§ **WHAT YOU SHOULD DO**:
The entries below should be transcribed in their entirety, exactly as written.

Dataset items
────────────────────

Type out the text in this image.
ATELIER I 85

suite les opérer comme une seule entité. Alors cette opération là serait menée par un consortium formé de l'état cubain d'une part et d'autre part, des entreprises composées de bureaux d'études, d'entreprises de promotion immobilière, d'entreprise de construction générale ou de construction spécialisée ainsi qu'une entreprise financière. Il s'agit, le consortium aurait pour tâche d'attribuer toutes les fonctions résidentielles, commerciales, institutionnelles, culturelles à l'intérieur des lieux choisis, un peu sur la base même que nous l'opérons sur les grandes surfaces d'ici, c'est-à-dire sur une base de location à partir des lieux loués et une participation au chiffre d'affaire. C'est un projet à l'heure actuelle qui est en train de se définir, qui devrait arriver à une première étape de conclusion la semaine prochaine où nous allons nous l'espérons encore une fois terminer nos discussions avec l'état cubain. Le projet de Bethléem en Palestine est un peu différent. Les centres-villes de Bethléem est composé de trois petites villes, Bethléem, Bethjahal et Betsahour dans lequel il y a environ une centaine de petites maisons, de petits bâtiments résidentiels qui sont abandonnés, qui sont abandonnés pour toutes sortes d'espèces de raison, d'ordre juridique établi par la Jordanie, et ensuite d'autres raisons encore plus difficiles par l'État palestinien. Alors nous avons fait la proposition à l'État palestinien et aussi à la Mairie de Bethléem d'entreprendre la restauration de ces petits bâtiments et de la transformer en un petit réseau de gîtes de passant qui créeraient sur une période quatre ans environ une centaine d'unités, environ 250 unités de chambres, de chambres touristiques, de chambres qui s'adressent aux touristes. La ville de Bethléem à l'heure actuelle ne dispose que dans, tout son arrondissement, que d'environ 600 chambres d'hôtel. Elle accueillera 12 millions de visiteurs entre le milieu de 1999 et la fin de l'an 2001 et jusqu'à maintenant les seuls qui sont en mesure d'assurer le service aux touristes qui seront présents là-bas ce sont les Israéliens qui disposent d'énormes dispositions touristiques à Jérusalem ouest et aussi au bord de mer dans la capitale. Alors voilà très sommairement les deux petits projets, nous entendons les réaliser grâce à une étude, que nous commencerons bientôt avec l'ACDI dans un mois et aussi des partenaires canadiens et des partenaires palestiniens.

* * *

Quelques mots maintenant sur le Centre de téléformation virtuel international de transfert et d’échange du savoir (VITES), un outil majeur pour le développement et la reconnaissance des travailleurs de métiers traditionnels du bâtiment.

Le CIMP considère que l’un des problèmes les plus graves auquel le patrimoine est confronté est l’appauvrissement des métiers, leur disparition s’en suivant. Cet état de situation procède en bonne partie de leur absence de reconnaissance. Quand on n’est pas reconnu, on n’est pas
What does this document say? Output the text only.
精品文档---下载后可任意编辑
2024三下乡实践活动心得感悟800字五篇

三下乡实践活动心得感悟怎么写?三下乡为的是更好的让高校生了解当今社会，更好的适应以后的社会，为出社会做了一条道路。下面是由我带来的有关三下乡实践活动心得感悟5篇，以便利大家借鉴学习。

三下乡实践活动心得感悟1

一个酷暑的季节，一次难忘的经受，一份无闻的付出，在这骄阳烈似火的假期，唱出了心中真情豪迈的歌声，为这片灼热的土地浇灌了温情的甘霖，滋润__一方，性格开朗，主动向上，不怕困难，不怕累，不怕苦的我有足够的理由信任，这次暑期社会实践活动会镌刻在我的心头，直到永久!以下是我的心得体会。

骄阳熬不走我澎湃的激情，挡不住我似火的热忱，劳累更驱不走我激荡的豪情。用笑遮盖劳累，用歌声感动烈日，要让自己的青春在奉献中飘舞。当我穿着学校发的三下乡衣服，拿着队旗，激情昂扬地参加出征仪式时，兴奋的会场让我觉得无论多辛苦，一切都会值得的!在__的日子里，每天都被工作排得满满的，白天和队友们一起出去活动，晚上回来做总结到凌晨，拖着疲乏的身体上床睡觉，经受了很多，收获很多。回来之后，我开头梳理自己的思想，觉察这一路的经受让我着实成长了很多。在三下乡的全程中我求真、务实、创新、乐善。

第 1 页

────────────────────

§ **THE ANSWER**:
Type out the text in this image.
ATELIER I 85

suite les opérer comme une seule entité. Alors cette opération là serait menée par un consortium formé de l'état cubain d'une part et d'autre part, des entreprises composées de bureaux d'études, d'entreprises de promotion immobilière, d'entreprise de construction générale ou de construction spécialisée ainsi qu'une entreprise financière. Il s'agit, le consortium aurait pour tâche d'attribuer toutes les fonctions résidentielles, commerciales, institutionnelles, culturelles à l'intérieur des lieux choisis, un peu sur la base même que nous l'opérons sur les grandes surfaces d'ici, c'est-à-dire sur une base de location à partir des lieux loués et une participation au chiffre d'affaire. C'est un projet à l'heure actuelle qui est en train de se définir, qui devrait arriver à une première étape de conclusion la semaine prochaine où nous allons nous l'espérons encore une fois terminer nos discussions avec l'état cubain. Le projet de Bethléem en Palestine est un peu différent. Les centres-villes de Bethléem est composé de trois petites villes, Bethléem, Bethjahal et Betsahour dans lequel il y a environ une centaine de petites maisons, de petits bâtiments résidentiels qui sont abandonnés, qui sont abandonnés pour toutes sortes d'espèces de raison, d'ordre juridique établi par la Jordanie, et ensuite d'autres raisons encore plus difficiles par l'État palestinien. Alors nous avons fait la proposition à l'État palestinien et aussi à la Mairie de Bethléem d'entreprendre la restauration de ces petits bâtiments et de la transformer en un petit réseau de gîtes de passant qui créeraient sur une période quatre ans environ une centaine d'unités, environ 250 unités de chambres, de chambres touristiques, de chambres qui s'adressent aux touristes. La ville de Bethléem à l'heure actuelle ne dispose que dans, tout son arrondissement, que d'environ 600 chambres d'hôtel. Elle accueillera 12 millions de visiteurs entre le milieu de 1999 et la fin de l'an 2001 et jusqu'à maintenant les seuls qui sont en mesure d'assurer le service aux touristes qui seront présents là-bas ce sont les Israéliens qui disposent d'énormes dispositions touristiques à Jérusalem ouest et aussi au bord de mer dans la capitale. Alors voilà très sommairement les deux petits projets, nous entendons les réaliser grâce à une étude, que nous commencerons bientôt avec l'ACDI dans un mois et aussi des partenaires canadiens et des partenaires palestiniens.

* * *

Quelques mots maintenant sur le Centre de téléformation virtuel international de transfert et d’échange du savoir (VITES), un outil majeur pour le développement et la reconnaissance des travailleurs de métiers traditionnels du bâtiment.

Le CIMP considère que l’un des problèmes les plus graves auquel le patrimoine est confronté est l’appauvrissement des métiers, leur disparition s’en suivant. Cet état de situation procède en bonne partie de leur absence de reconnaissance. Quand on n’est pas reconnu, on n’est pas
What does this document say? Output the text only.
精品文档---下载后可任意编辑
2024三下乡实践活动心得感悟800字五篇

三下乡实践活动心得感悟怎么写?三下乡为的是更好的让高校生了解当今社会，更好的适应以后的社会，为出社会做了一条道路。下面是由我带来的有关三下乡实践活动心得感悟5篇，以便利大家借鉴学习。

三下乡实践活动心得感悟1

一个酷暑的季节，一次难忘的经受，一份无闻的付出，在这骄阳烈似火的假期，唱出了心中真情豪迈的歌声，为这片灼热的土地浇灌了温情的甘霖，滋润__一方，性格开朗，主动向上，不怕困难，不怕累，不怕苦的我有足够的理由信任，这次暑期社会实践活动会镌刻在我的心头，直到永久!以下是我的心得体会。

骄阳熬不走我澎湃的激情，挡不住我似火的热忱，劳累更驱不走我激荡的豪情。用笑遮盖劳累，用歌声感动烈日，要让自己的青春在奉献中飘舞。当我穿着学校发的三下乡衣服，拿着队旗，激情昂扬地参加出征仪式时，兴奋的会场让我觉得无论多辛苦，一切都会值得的!在__的日子里，每天都被工作排得满满的，白天和队友们一起出去活动，晚上回来做总结到凌晨，拖着疲乏的身体上床睡觉，经受了很多，收获很多。回来之后，我开头梳理自己的思想，觉察这一路的经受让我着实成长了很多。在三下乡的全程中我求真、务实、创新、乐善。

第 1 页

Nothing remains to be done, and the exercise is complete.